• **Exercise objective**:
Retype the records below exactly as they appear, but leave out any pictures.

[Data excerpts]
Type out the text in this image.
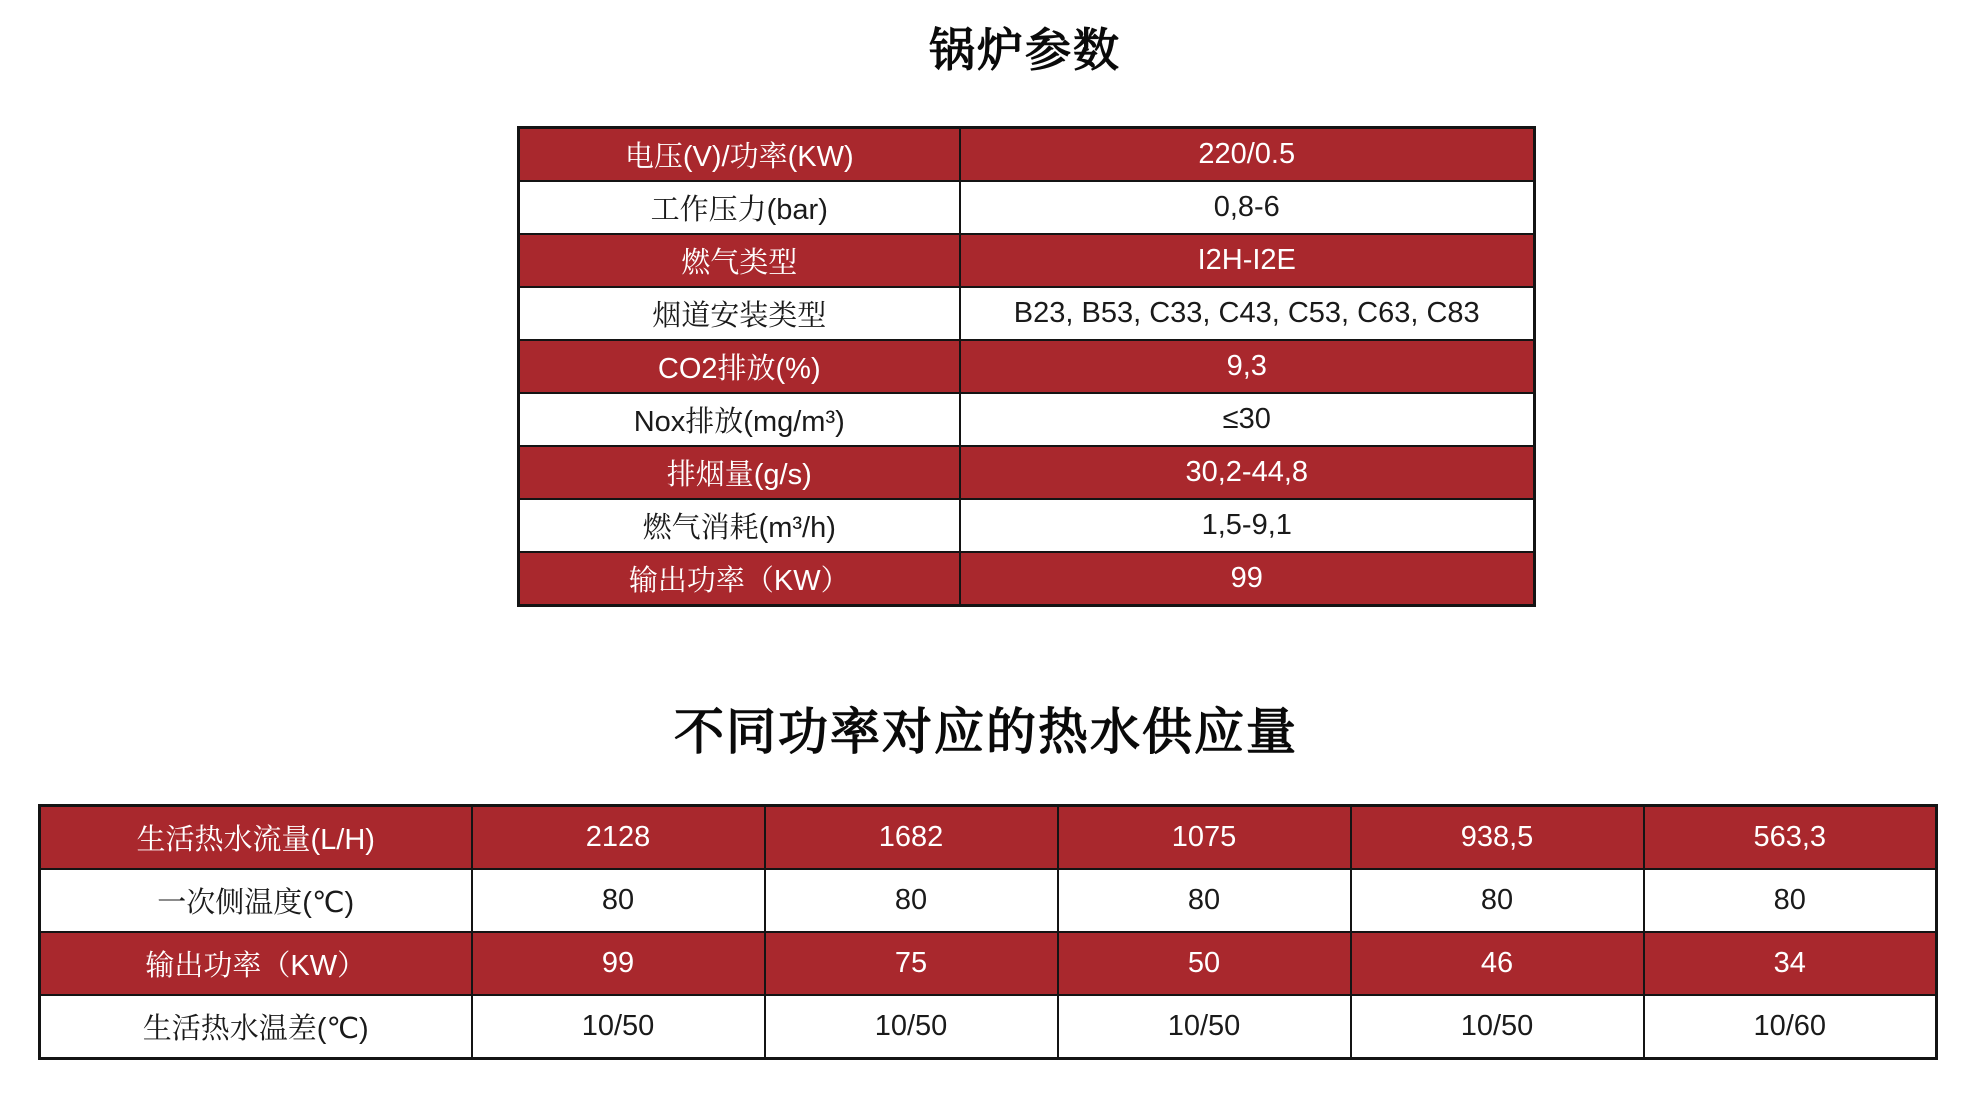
锅炉参数
电压(V)/功率(KW)	220/0.5
工作压力(bar)	0,8-6
燃气类型	I2H-I2E
烟道安装类型	B23, B53, C33, C43, C53, C63, C83
CO2排放(%)	9,3
Nox排放(mg/m³)	≤30
排烟量(g/s)	30,2-44,8
燃气消耗(m³/h)	1,5-9,1
输出功率（KW）	99
不同功率对应的热水供应量
生活热水流量(L/H)	2128	1682	1075	938,5	563,3
一次侧温度(℃)	80	80	80	80	80
输出功率（KW）	99	75	50	46	34
生活热水温差(℃)	10/50	10/50	10/50	10/50	10/60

• **Solution to this problem**:
Type out the text in this image.
锅炉参数
电压(V)/功率(KW)	220/0.5
工作压力(bar)	0,8-6
燃气类型	I2H-I2E
烟道安装类型	B23, B53, C33, C43, C53, C63, C83
CO2排放(%)	9,3
Nox排放(mg/m³)	≤30
排烟量(g/s)	30,2-44,8
燃气消耗(m³/h)	1,5-9,1
输出功率（KW）	99
不同功率对应的热水供应量
生活热水流量(L/H)	2128	1682	1075	938,5	563,3
一次侧温度(℃)	80	80	80	80	80
输出功率（KW）	99	75	50	46	34
生活热水温差(℃)	10/50	10/50	10/50	10/50	10/60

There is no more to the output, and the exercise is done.